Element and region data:

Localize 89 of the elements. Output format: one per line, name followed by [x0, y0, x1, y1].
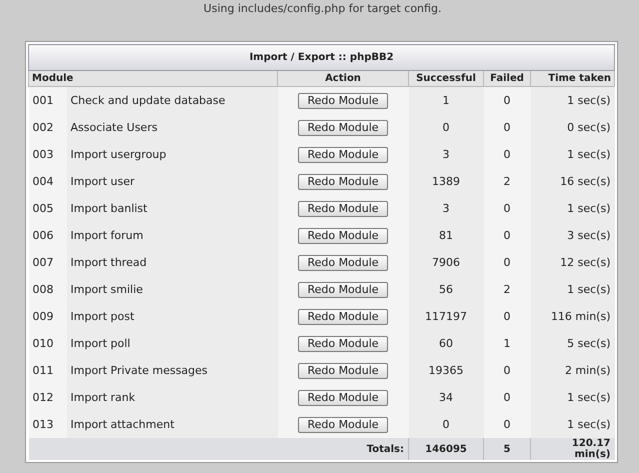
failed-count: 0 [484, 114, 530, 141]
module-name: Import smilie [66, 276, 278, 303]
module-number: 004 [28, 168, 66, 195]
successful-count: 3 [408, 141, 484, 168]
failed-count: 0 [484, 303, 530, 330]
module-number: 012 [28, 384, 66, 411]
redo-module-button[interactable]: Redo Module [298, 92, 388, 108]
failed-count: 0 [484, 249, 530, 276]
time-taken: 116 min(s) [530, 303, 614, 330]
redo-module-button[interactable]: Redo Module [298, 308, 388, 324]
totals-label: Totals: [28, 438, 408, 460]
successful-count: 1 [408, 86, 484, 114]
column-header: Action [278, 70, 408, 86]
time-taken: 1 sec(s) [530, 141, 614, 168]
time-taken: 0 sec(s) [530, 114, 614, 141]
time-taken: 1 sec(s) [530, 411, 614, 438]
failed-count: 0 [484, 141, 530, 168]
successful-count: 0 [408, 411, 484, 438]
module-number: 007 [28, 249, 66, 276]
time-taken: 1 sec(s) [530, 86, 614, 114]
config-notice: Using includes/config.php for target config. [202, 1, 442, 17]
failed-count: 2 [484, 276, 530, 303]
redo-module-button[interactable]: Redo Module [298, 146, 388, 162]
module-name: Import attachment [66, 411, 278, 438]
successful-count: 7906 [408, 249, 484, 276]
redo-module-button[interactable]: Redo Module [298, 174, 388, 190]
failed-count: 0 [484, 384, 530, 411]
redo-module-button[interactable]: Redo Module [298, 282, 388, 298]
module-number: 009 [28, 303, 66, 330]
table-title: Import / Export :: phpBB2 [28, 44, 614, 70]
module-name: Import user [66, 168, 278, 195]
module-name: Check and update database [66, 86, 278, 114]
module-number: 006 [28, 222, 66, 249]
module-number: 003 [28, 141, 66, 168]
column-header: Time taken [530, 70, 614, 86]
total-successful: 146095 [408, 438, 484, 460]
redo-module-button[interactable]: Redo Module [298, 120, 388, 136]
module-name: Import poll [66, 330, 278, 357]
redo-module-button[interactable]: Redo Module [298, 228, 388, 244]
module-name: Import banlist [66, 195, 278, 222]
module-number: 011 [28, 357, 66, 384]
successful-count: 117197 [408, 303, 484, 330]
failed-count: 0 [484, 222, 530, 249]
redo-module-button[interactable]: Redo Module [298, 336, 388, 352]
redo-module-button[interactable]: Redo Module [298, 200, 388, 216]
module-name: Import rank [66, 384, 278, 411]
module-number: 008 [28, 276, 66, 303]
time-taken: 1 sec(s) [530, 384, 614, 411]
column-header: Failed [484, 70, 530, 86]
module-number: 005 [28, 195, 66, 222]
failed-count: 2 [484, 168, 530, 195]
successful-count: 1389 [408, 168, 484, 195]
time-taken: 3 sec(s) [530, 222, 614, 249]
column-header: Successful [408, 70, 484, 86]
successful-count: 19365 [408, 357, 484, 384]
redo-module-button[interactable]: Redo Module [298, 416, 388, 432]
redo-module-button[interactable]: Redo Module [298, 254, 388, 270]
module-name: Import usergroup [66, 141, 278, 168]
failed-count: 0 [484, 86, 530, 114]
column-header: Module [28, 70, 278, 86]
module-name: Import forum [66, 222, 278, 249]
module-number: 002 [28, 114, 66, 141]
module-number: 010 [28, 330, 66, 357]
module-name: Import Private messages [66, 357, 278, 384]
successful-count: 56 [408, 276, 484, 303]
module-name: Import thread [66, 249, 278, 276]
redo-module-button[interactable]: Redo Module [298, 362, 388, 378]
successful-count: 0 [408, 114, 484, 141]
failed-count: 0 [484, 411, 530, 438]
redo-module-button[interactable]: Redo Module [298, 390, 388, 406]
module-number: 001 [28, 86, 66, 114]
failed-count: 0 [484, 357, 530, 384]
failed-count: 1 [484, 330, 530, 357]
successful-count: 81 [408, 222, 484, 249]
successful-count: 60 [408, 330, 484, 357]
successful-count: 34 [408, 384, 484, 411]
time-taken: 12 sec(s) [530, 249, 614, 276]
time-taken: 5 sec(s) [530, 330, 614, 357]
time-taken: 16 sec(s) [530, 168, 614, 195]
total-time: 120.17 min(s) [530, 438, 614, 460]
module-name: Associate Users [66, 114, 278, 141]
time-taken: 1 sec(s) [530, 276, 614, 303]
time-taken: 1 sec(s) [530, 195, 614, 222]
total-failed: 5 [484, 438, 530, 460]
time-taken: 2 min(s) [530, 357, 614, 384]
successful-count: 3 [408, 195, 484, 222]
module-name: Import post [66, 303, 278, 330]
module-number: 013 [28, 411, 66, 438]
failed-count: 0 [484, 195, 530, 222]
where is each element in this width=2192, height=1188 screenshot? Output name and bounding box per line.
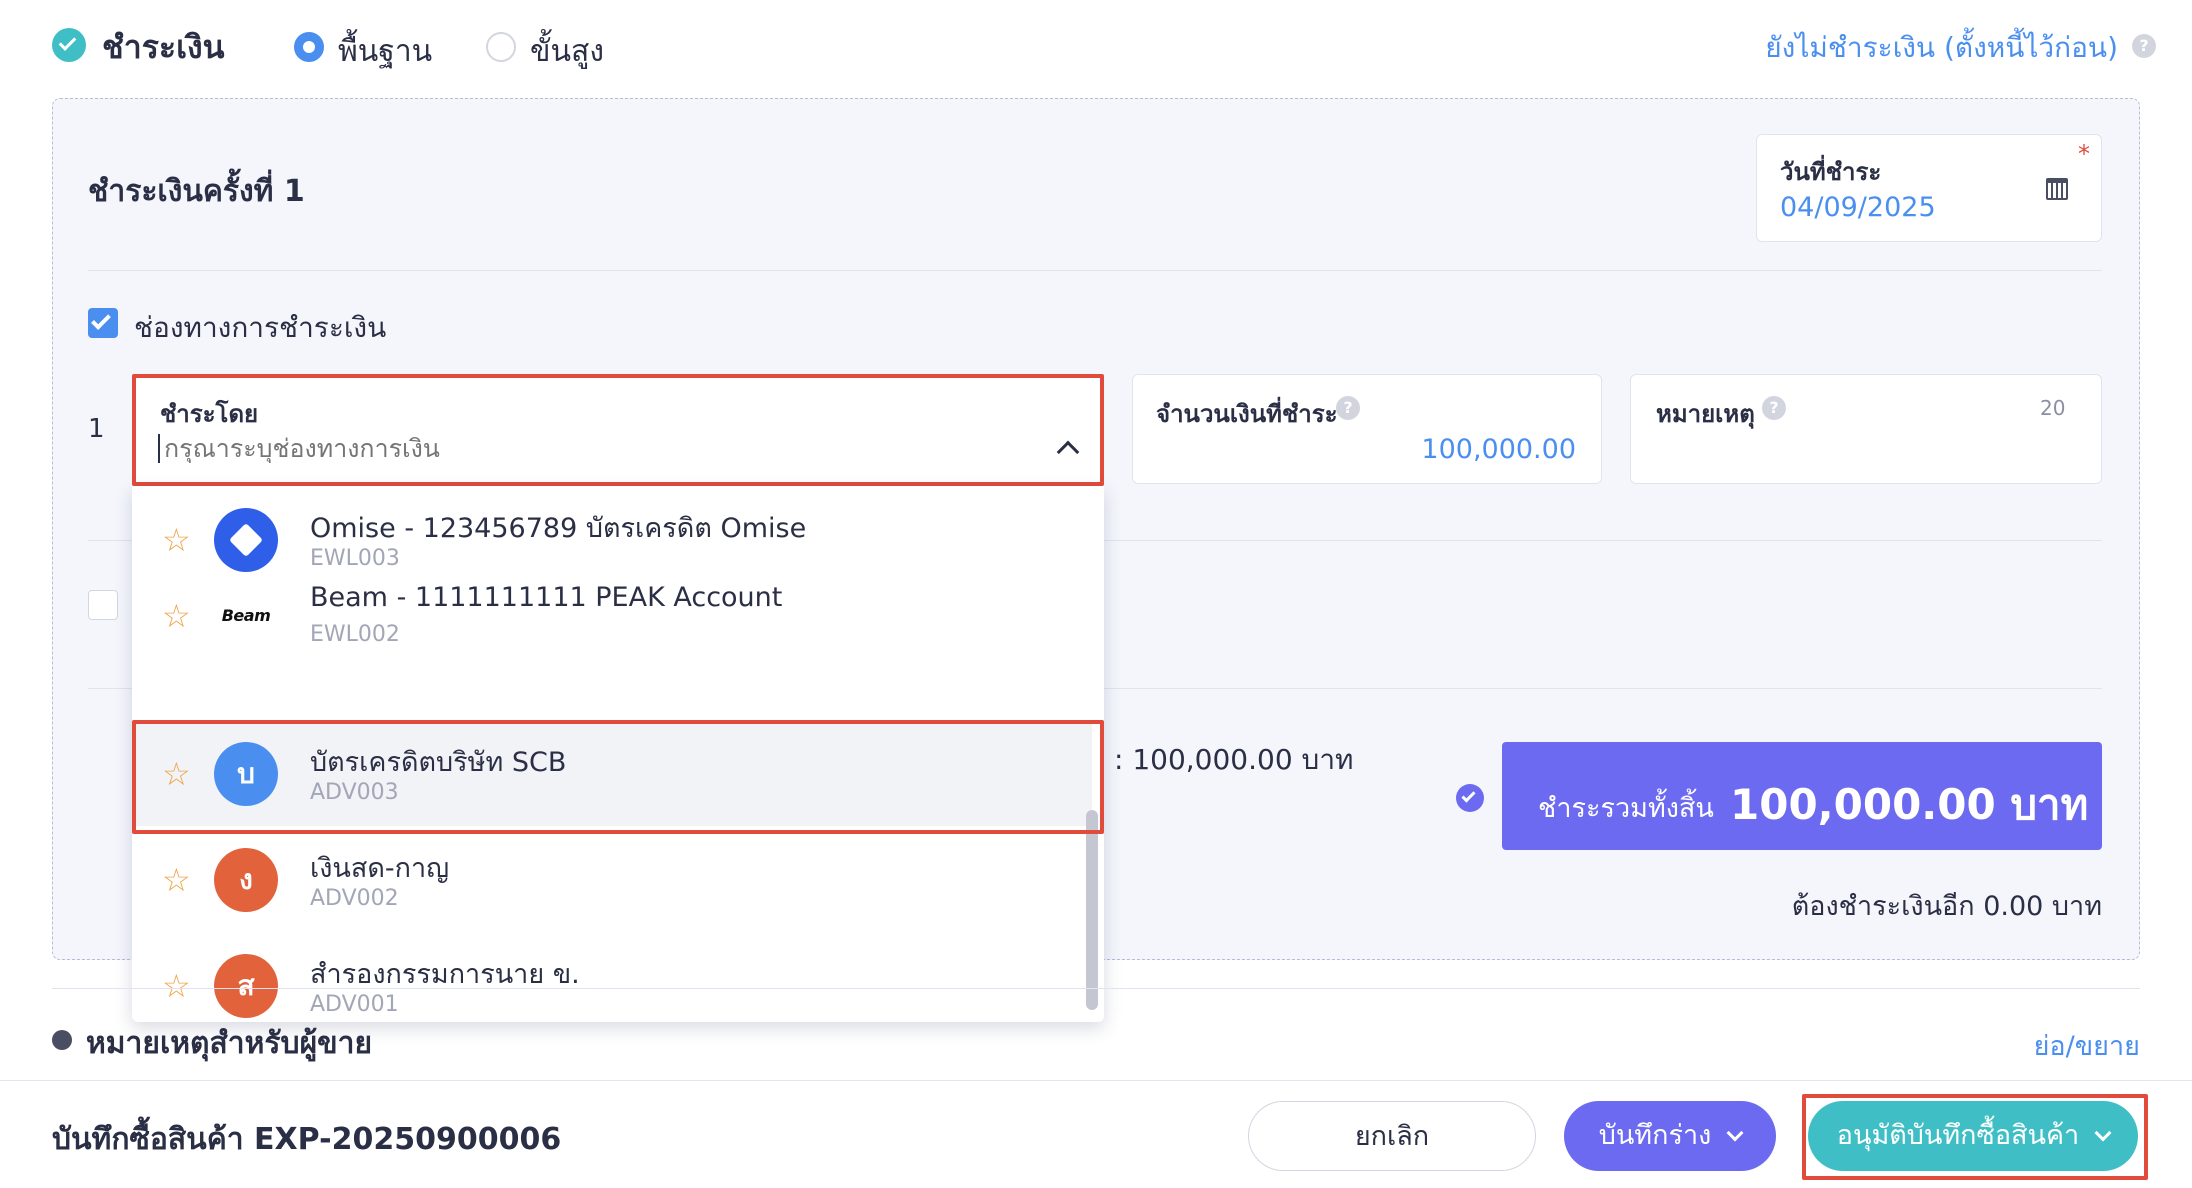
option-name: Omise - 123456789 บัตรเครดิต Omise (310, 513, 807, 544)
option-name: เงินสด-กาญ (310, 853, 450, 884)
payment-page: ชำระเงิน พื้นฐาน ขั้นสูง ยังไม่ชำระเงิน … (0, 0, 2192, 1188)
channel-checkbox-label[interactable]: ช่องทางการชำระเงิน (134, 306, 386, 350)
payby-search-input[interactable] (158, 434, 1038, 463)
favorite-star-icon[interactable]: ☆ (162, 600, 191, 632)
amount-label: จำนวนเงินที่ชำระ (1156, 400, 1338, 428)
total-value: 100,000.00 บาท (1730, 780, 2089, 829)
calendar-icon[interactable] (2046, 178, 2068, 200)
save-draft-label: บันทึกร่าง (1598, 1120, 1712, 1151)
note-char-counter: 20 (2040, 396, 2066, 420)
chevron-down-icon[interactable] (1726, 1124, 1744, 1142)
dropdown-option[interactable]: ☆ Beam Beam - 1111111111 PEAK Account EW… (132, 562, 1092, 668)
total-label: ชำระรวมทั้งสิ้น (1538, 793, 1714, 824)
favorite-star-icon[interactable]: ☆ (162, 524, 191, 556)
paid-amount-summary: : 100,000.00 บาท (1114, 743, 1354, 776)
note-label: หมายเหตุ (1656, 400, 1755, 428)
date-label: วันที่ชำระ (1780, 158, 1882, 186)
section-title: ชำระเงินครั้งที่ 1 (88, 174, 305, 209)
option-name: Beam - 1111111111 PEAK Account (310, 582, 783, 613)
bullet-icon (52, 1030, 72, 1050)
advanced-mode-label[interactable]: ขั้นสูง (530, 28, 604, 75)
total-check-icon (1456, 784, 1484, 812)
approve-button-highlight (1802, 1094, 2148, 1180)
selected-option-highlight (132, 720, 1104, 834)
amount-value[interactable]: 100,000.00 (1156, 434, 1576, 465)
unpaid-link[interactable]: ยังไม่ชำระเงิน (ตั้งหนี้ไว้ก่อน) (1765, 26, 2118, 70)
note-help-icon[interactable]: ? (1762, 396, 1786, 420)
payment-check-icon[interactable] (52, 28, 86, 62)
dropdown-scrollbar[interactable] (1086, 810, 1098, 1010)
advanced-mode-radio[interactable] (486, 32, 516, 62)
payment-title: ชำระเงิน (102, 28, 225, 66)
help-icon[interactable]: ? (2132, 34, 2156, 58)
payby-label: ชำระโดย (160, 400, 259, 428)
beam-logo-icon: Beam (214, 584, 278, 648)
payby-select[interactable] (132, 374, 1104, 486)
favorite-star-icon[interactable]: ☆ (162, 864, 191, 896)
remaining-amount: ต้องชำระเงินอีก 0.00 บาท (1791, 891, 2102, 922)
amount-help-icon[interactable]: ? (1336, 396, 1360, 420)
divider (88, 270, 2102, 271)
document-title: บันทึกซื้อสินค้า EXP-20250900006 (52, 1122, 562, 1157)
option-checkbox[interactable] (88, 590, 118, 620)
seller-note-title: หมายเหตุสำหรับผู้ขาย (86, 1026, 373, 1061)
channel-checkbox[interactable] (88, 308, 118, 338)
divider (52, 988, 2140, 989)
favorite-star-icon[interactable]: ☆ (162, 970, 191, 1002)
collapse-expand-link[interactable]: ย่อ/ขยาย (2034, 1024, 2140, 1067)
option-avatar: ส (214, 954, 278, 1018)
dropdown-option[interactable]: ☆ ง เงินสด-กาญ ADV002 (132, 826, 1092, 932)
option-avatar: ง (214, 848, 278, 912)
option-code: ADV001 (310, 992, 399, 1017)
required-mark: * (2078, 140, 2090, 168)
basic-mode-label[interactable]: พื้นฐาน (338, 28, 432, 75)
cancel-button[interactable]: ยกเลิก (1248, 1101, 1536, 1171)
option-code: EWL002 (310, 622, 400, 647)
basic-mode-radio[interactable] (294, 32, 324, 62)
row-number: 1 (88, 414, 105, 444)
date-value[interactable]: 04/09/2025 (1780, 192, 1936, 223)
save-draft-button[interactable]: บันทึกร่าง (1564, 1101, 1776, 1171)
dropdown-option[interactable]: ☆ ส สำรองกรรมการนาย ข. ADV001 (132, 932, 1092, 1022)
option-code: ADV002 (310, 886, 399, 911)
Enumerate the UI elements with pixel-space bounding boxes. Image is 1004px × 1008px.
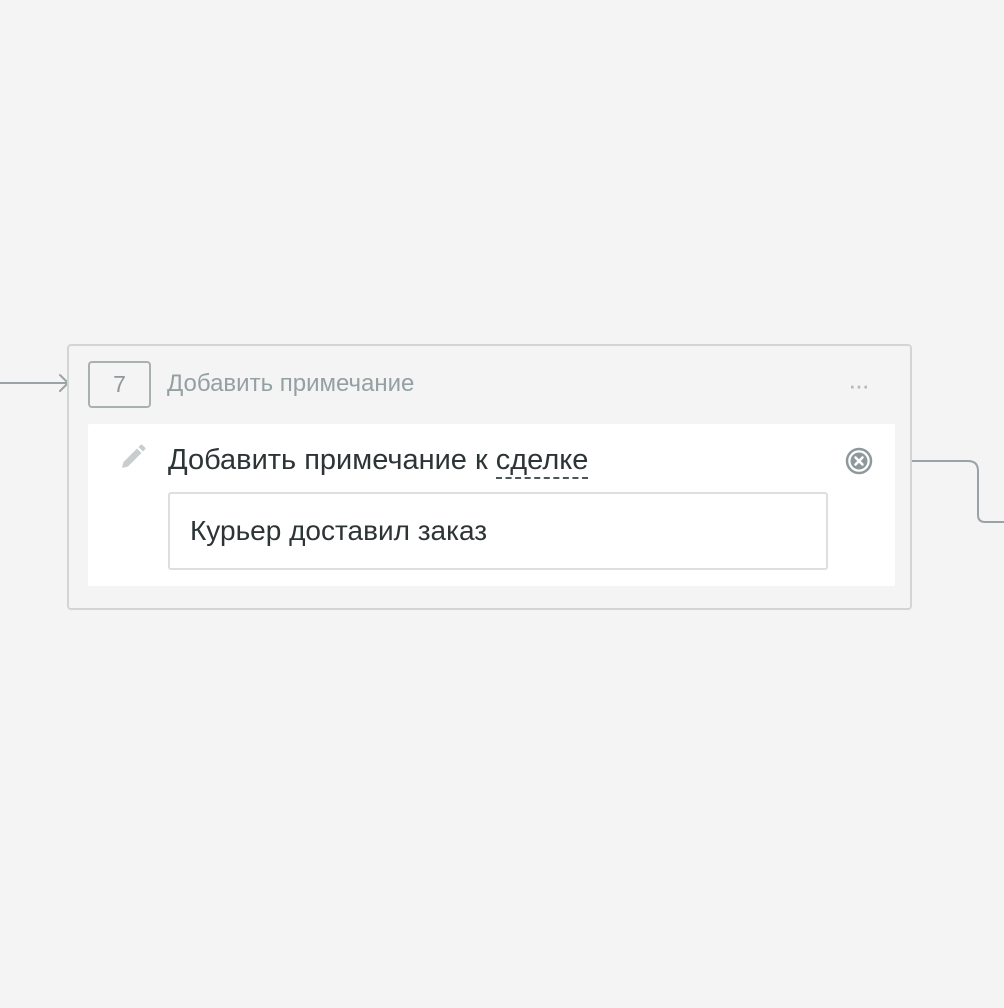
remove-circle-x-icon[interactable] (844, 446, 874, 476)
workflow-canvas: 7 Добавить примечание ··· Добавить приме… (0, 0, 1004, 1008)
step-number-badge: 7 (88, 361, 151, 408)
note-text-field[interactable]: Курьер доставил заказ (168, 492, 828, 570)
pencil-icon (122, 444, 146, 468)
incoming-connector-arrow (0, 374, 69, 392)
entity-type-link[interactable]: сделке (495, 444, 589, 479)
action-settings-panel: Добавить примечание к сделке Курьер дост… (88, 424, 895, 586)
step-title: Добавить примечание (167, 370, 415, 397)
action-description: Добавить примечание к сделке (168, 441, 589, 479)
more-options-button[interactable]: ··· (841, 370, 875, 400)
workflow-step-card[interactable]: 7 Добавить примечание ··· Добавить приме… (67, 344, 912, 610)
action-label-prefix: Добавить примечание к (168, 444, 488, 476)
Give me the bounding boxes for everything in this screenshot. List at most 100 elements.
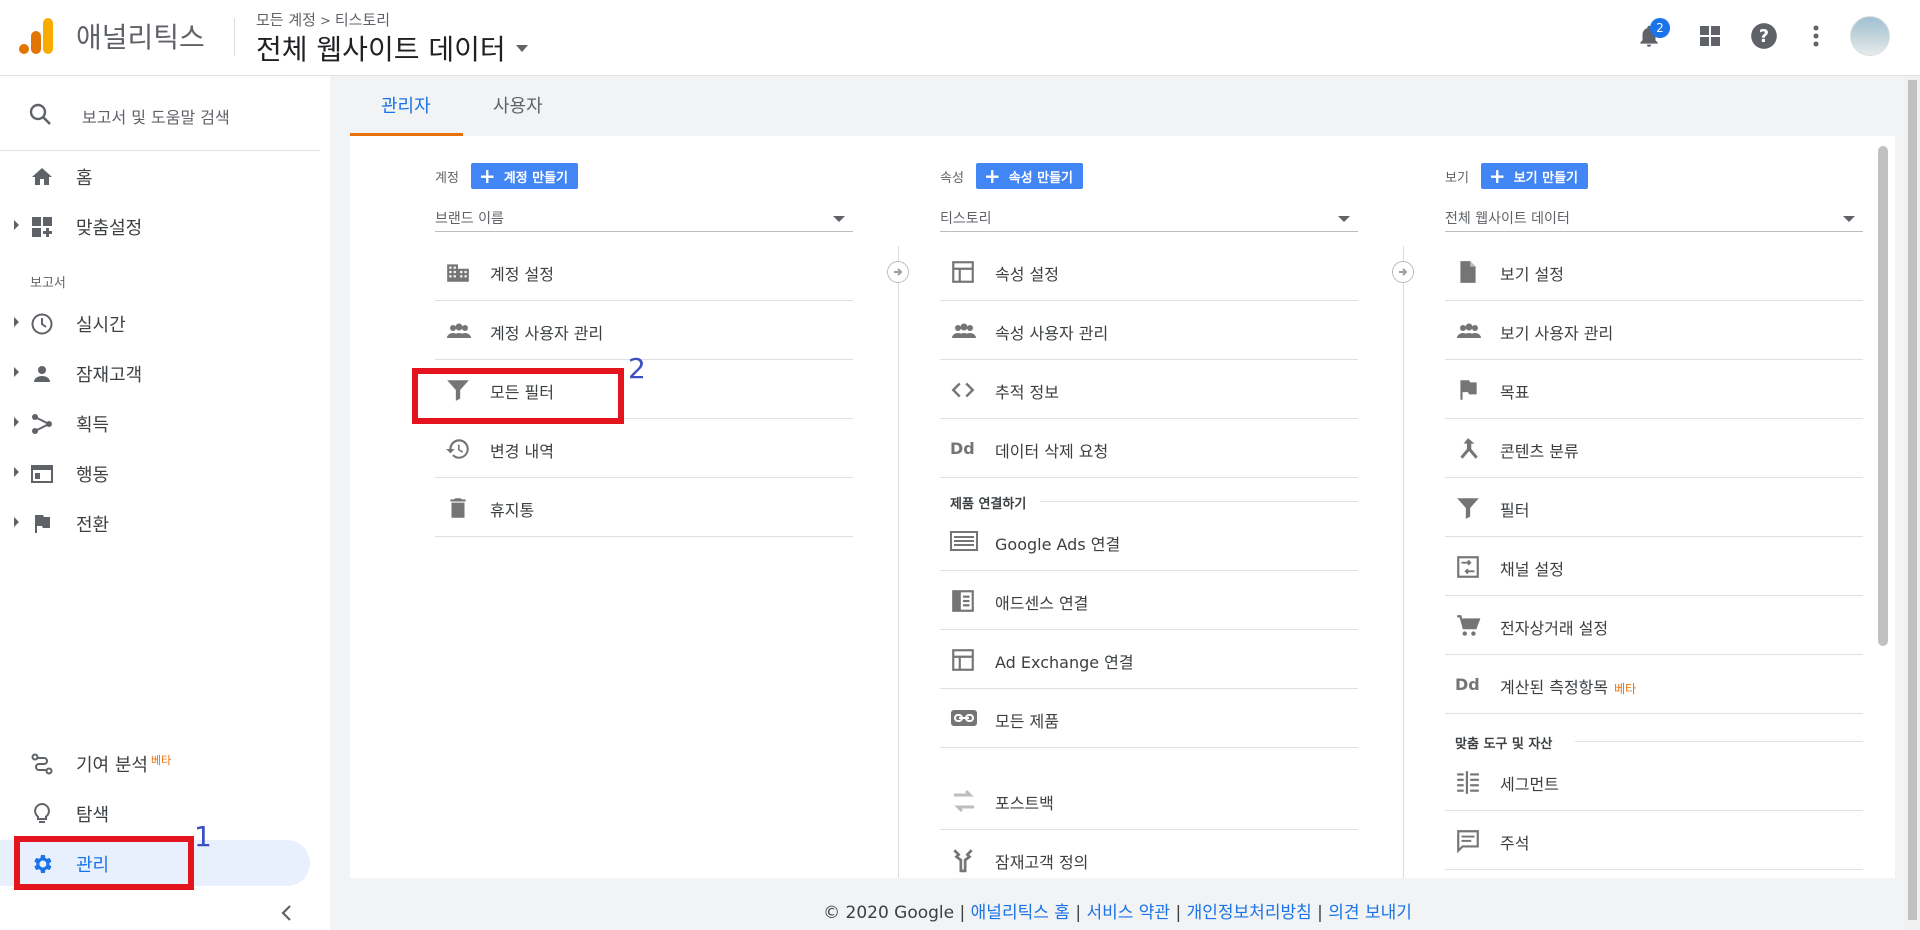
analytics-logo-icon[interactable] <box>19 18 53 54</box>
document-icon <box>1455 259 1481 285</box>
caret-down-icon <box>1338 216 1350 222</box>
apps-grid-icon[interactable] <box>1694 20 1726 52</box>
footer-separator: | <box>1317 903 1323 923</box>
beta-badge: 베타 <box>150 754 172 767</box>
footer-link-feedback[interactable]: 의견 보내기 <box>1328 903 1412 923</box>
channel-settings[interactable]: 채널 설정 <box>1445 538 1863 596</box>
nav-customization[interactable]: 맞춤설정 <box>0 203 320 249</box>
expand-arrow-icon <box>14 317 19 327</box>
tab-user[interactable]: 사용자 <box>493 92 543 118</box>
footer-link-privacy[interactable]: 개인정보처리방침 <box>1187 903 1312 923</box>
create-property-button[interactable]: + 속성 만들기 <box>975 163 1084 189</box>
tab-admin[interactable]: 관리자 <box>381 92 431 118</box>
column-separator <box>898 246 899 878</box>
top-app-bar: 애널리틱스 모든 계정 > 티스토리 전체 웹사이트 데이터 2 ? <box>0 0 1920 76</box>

» What this task involves
Reproduce the rows verbatim, starting with the line containing "option-name: Omise - 123456789" and ending with the line containing "note-char-counter: 20 (2040, 396, 2066, 420)", both included.

» Solution
option-name: Omise - 123456789 บัตรเครดิต Omise (310, 513, 807, 544)
option-name: เงินสด-กาญ (310, 853, 450, 884)
payment-page: ชำระเงิน พื้นฐาน ขั้นสูง ยังไม่ชำระเงิน … (0, 0, 2192, 1188)
channel-checkbox-label[interactable]: ช่องทางการชำระเงิน (134, 306, 386, 350)
payby-search-input[interactable] (158, 434, 1038, 463)
favorite-star-icon[interactable]: ☆ (162, 600, 191, 632)
amount-label: จำนวนเงินที่ชำระ (1156, 400, 1338, 428)
total-value: 100,000.00 บาท (1730, 780, 2089, 829)
calendar-icon[interactable] (2046, 178, 2068, 200)
save-draft-label: บันทึกร่าง (1598, 1120, 1712, 1151)
note-char-counter: 20 (2040, 396, 2066, 420)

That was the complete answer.